--- Prompt ---
Print all the entries verbatim.

--- Records for processing ---

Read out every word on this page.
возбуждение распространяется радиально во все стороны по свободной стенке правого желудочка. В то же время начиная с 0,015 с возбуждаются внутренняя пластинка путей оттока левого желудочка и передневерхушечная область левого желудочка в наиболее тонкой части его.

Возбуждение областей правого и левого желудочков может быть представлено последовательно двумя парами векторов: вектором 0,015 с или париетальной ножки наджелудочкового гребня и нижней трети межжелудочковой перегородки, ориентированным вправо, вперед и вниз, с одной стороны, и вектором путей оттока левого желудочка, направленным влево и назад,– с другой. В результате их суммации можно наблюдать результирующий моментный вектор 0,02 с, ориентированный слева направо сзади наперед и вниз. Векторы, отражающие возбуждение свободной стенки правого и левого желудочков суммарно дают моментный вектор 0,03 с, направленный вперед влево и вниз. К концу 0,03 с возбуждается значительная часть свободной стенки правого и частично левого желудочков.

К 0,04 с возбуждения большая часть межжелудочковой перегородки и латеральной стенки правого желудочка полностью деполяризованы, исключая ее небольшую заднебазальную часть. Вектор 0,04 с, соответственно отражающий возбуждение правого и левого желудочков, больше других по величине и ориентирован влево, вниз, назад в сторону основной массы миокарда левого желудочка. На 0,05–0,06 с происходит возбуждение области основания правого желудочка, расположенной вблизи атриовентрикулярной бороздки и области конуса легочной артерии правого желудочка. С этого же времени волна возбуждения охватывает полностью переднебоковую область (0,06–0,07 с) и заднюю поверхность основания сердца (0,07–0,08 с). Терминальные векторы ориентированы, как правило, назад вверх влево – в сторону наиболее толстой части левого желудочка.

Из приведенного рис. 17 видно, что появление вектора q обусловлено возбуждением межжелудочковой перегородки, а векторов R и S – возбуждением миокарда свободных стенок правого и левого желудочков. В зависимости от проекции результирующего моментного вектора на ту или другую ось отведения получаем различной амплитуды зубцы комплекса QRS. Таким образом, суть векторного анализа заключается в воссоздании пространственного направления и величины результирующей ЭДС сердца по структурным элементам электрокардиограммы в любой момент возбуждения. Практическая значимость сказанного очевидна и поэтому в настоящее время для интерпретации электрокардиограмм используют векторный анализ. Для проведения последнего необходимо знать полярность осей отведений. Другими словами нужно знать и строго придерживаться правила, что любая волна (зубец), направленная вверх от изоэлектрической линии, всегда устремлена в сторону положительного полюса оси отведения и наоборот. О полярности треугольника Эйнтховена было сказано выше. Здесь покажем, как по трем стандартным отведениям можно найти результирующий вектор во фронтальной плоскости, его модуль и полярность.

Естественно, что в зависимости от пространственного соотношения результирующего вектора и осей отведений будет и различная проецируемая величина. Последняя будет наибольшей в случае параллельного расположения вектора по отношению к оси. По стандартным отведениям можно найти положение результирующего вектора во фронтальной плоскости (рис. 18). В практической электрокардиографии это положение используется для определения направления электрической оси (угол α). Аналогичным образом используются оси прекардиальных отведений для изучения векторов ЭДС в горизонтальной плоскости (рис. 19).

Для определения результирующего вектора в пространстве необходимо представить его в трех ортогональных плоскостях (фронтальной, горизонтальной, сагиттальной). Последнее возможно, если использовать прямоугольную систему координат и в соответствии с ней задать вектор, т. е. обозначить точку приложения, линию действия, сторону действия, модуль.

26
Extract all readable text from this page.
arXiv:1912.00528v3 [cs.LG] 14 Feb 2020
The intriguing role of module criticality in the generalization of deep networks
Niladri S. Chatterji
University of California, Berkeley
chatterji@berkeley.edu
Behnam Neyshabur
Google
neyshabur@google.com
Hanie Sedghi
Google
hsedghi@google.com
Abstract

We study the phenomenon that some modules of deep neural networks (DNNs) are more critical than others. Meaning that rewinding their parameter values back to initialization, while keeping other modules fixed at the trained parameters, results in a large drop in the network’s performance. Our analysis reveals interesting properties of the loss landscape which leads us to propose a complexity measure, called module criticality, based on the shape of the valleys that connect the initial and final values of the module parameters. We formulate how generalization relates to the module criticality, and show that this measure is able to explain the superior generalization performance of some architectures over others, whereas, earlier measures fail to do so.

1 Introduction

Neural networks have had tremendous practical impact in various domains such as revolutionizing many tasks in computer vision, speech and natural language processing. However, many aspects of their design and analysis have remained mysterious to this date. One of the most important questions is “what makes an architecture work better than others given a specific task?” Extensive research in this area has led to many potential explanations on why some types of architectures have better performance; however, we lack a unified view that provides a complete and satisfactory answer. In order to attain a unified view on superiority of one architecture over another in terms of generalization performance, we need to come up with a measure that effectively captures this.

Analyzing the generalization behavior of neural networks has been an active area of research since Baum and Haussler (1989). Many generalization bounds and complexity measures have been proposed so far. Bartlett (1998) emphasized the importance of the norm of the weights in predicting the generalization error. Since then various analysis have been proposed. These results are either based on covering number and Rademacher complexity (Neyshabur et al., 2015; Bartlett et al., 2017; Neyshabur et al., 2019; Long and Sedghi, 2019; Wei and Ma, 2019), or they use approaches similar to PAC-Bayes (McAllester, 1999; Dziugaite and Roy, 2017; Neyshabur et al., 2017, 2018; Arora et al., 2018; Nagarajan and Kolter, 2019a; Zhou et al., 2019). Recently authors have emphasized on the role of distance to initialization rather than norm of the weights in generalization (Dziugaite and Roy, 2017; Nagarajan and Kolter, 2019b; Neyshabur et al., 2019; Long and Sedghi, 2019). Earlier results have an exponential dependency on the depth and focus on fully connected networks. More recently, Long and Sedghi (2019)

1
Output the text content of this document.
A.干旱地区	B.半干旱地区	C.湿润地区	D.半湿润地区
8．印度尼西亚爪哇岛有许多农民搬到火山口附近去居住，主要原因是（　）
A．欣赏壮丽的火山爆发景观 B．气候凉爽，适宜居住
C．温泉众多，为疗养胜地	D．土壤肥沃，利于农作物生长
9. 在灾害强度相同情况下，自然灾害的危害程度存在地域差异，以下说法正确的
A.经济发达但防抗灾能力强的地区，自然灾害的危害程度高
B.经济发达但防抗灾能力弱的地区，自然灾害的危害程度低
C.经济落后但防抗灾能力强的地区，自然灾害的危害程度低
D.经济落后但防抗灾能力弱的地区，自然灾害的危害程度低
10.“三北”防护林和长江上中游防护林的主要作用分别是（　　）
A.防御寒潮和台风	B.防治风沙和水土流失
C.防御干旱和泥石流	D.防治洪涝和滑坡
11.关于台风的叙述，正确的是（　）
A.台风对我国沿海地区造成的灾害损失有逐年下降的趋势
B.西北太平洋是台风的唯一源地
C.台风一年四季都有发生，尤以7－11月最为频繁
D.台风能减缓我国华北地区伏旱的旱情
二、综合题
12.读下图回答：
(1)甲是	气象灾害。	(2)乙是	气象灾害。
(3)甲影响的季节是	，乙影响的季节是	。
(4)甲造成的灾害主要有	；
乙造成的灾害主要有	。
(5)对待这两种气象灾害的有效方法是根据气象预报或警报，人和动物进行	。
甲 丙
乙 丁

--- Exercise output ---
Read out every word on this page.
возбуждение распространяется радиально во все стороны по свободной стенке правого желудочка. В то же время начиная с 0,015 с возбуждаются внутренняя пластинка путей оттока левого желудочка и передневерхушечная область левого желудочка в наиболее тонкой части его.

Возбуждение областей правого и левого желудочков может быть представлено последовательно двумя парами векторов: вектором 0,015 с или париетальной ножки наджелудочкового гребня и нижней трети межжелудочковой перегородки, ориентированным вправо, вперед и вниз, с одной стороны, и вектором путей оттока левого желудочка, направленным влево и назад,– с другой. В результате их суммации можно наблюдать результирующий моментный вектор 0,02 с, ориентированный слева направо сзади наперед и вниз. Векторы, отражающие возбуждение свободной стенки правого и левого желудочков суммарно дают моментный вектор 0,03 с, направленный вперед влево и вниз. К концу 0,03 с возбуждается значительная часть свободной стенки правого и частично левого желудочков.

К 0,04 с возбуждения большая часть межжелудочковой перегородки и латеральной стенки правого желудочка полностью деполяризованы, исключая ее небольшую заднебазальную часть. Вектор 0,04 с, соответственно отражающий возбуждение правого и левого желудочков, больше других по величине и ориентирован влево, вниз, назад в сторону основной массы миокарда левого желудочка. На 0,05–0,06 с происходит возбуждение области основания правого желудочка, расположенной вблизи атриовентрикулярной бороздки и области конуса легочной артерии правого желудочка. С этого же времени волна возбуждения охватывает полностью переднебоковую область (0,06–0,07 с) и заднюю поверхность основания сердца (0,07–0,08 с). Терминальные векторы ориентированы, как правило, назад вверх влево – в сторону наиболее толстой части левого желудочка.

Из приведенного рис. 17 видно, что появление вектора q обусловлено возбуждением межжелудочковой перегородки, а векторов R и S – возбуждением миокарда свободных стенок правого и левого желудочков. В зависимости от проекции результирующего моментного вектора на ту или другую ось отведения получаем различной амплитуды зубцы комплекса QRS. Таким образом, суть векторного анализа заключается в воссоздании пространственного направления и величины результирующей ЭДС сердца по структурным элементам электрокардиограммы в любой момент возбуждения. Практическая значимость сказанного очевидна и поэтому в настоящее время для интерпретации электрокардиограмм используют векторный анализ. Для проведения последнего необходимо знать полярность осей отведений. Другими словами нужно знать и строго придерживаться правила, что любая волна (зубец), направленная вверх от изоэлектрической линии, всегда устремлена в сторону положительного полюса оси отведения и наоборот. О полярности треугольника Эйнтховена было сказано выше. Здесь покажем, как по трем стандартным отведениям можно найти результирующий вектор во фронтальной плоскости, его модуль и полярность.

Естественно, что в зависимости от пространственного соотношения результирующего вектора и осей отведений будет и различная проецируемая величина. Последняя будет наибольшей в случае параллельного расположения вектора по отношению к оси. По стандартным отведениям можно найти положение результирующего вектора во фронтальной плоскости (рис. 18). В практической электрокардиографии это положение используется для определения направления электрической оси (угол α). Аналогичным образом используются оси прекардиальных отведений для изучения векторов ЭДС в горизонтальной плоскости (рис. 19).

Для определения результирующего вектора в пространстве необходимо представить его в трех ортогональных плоскостях (фронтальной, горизонтальной, сагиттальной). Последнее возможно, если использовать прямоугольную систему координат и в соответствии с ней задать вектор, т. е. обозначить точку приложения, линию действия, сторону действия, модуль.

26
Extract all readable text from this page.
arXiv:1912.00528v3 [cs.LG] 14 Feb 2020
The intriguing role of module criticality in the generalization of deep networks
Niladri S. Chatterji
University of California, Berkeley
chatterji@berkeley.edu
Behnam Neyshabur
Google
neyshabur@google.com
Hanie Sedghi
Google
hsedghi@google.com
Abstract

We study the phenomenon that some modules of deep neural networks (DNNs) are more critical than others. Meaning that rewinding their parameter values back to initialization, while keeping other modules fixed at the trained parameters, results in a large drop in the network’s performance. Our analysis reveals interesting properties of the loss landscape which leads us to propose a complexity measure, called module criticality, based on the shape of the valleys that connect the initial and final values of the module parameters. We formulate how generalization relates to the module criticality, and show that this measure is able to explain the superior generalization performance of some architectures over others, whereas, earlier measures fail to do so.

1 Introduction

Neural networks have had tremendous practical impact in various domains such as revolutionizing many tasks in computer vision, speech and natural language processing. However, many aspects of their design and analysis have remained mysterious to this date. One of the most important questions is “what makes an architecture work better than others given a specific task?” Extensive research in this area has led to many potential explanations on why some types of architectures have better performance; however, we lack a unified view that provides a complete and satisfactory answer. In order to attain a unified view on superiority of one architecture over another in terms of generalization performance, we need to come up with a measure that effectively captures this.

Analyzing the generalization behavior of neural networks has been an active area of research since Baum and Haussler (1989). Many generalization bounds and complexity measures have been proposed so far. Bartlett (1998) emphasized the importance of the norm of the weights in predicting the generalization error. Since then various analysis have been proposed. These results are either based on covering number and Rademacher complexity (Neyshabur et al., 2015; Bartlett et al., 2017; Neyshabur et al., 2019; Long and Sedghi, 2019; Wei and Ma, 2019), or they use approaches similar to PAC-Bayes (McAllester, 1999; Dziugaite and Roy, 2017; Neyshabur et al., 2017, 2018; Arora et al., 2018; Nagarajan and Kolter, 2019a; Zhou et al., 2019). Recently authors have emphasized on the role of distance to initialization rather than norm of the weights in generalization (Dziugaite and Roy, 2017; Nagarajan and Kolter, 2019b; Neyshabur et al., 2019; Long and Sedghi, 2019). Earlier results have an exponential dependency on the depth and focus on fully connected networks. More recently, Long and Sedghi (2019)

1
Output the text content of this document.
A.干旱地区	B.半干旱地区	C.湿润地区	D.半湿润地区
8．印度尼西亚爪哇岛有许多农民搬到火山口附近去居住，主要原因是（　）
A．欣赏壮丽的火山爆发景观 B．气候凉爽，适宜居住
C．温泉众多，为疗养胜地	D．土壤肥沃，利于农作物生长
9. 在灾害强度相同情况下，自然灾害的危害程度存在地域差异，以下说法正确的
A.经济发达但防抗灾能力强的地区，自然灾害的危害程度高
B.经济发达但防抗灾能力弱的地区，自然灾害的危害程度低
C.经济落后但防抗灾能力强的地区，自然灾害的危害程度低
D.经济落后但防抗灾能力弱的地区，自然灾害的危害程度低
10.“三北”防护林和长江上中游防护林的主要作用分别是（　　）
A.防御寒潮和台风	B.防治风沙和水土流失
C.防御干旱和泥石流	D.防治洪涝和滑坡
11.关于台风的叙述，正确的是（　）
A.台风对我国沿海地区造成的灾害损失有逐年下降的趋势
B.西北太平洋是台风的唯一源地
C.台风一年四季都有发生，尤以7－11月最为频繁
D.台风能减缓我国华北地区伏旱的旱情
二、综合题
12.读下图回答：
(1)甲是	气象灾害。	(2)乙是	气象灾害。
(3)甲影响的季节是	，乙影响的季节是	。
(4)甲造成的灾害主要有	；
乙造成的灾害主要有	。
(5)对待这两种气象灾害的有效方法是根据气象预报或警报，人和动物进行	。
甲 丙
乙 丁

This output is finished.